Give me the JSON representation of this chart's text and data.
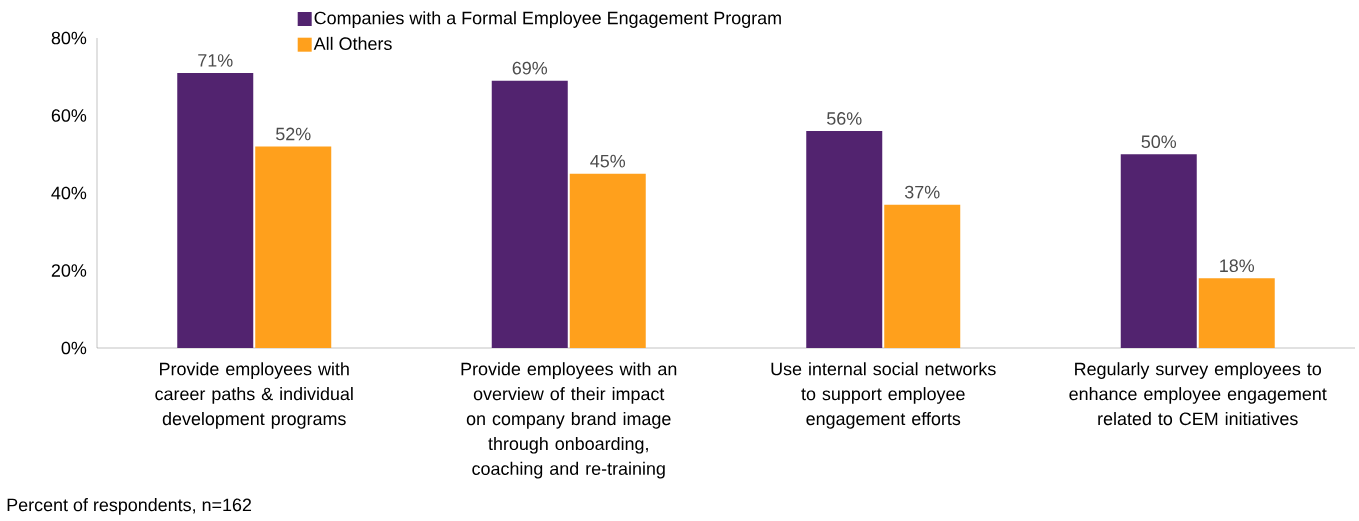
{
  "chart_data": {
    "type": "bar",
    "categories": [
      "Provide employees with career paths & individual development programs",
      "Provide employees with an overview of their impact on company brand image through onboarding, coaching and re-training",
      "Use internal social networks to support employee engagement efforts",
      "Regularly survey employees to enhance employee engagement related to CEM initiatives"
    ],
    "series": [
      {
        "name": "Companies with a Formal Employee Engagement Program",
        "color": "#52236f",
        "values": [
          71,
          69,
          56,
          50
        ],
        "value_labels": [
          "71%",
          "69%",
          "56%",
          "50%"
        ]
      },
      {
        "name": "All Others",
        "color": "#ffa01c",
        "values": [
          52,
          45,
          37,
          18
        ],
        "value_labels": [
          "52%",
          "45%",
          "37%",
          "18%"
        ]
      }
    ],
    "ylim": [
      0,
      80
    ],
    "yticks": [
      {
        "value": 0,
        "label": "0%"
      },
      {
        "value": 20,
        "label": "20%"
      },
      {
        "value": 40,
        "label": "40%"
      },
      {
        "value": 60,
        "label": "60%"
      },
      {
        "value": 80,
        "label": "80%"
      }
    ],
    "legend": "top",
    "annotations": [
      "Percent of respondents, n=162"
    ]
  }
}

####################

* Goal:
All of the entries above should be duplicated exactly, except for the pictures.

* Answer to this problem:
Give me the JSON representation of this chart's text and data.
{
  "chart_data": {
    "type": "bar",
    "categories": [
      "Provide employees with career paths & individual development programs",
      "Provide employees with an overview of their impact on company brand image through onboarding, coaching and re-training",
      "Use internal social networks to support employee engagement efforts",
      "Regularly survey employees to enhance employee engagement related to CEM initiatives"
    ],
    "series": [
      {
        "name": "Companies with a Formal Employee Engagement Program",
        "color": "#52236f",
        "values": [
          71,
          69,
          56,
          50
        ],
        "value_labels": [
          "71%",
          "69%",
          "56%",
          "50%"
        ]
      },
      {
        "name": "All Others",
        "color": "#ffa01c",
        "values": [
          52,
          45,
          37,
          18
        ],
        "value_labels": [
          "52%",
          "45%",
          "37%",
          "18%"
        ]
      }
    ],
    "ylim": [
      0,
      80
    ],
    "yticks": [
      {
        "value": 0,
        "label": "0%"
      },
      {
        "value": 20,
        "label": "20%"
      },
      {
        "value": 40,
        "label": "40%"
      },
      {
        "value": 60,
        "label": "60%"
      },
      {
        "value": 80,
        "label": "80%"
      }
    ],
    "legend": "top",
    "annotations": [
      "Percent of respondents, n=162"
    ]
  }
}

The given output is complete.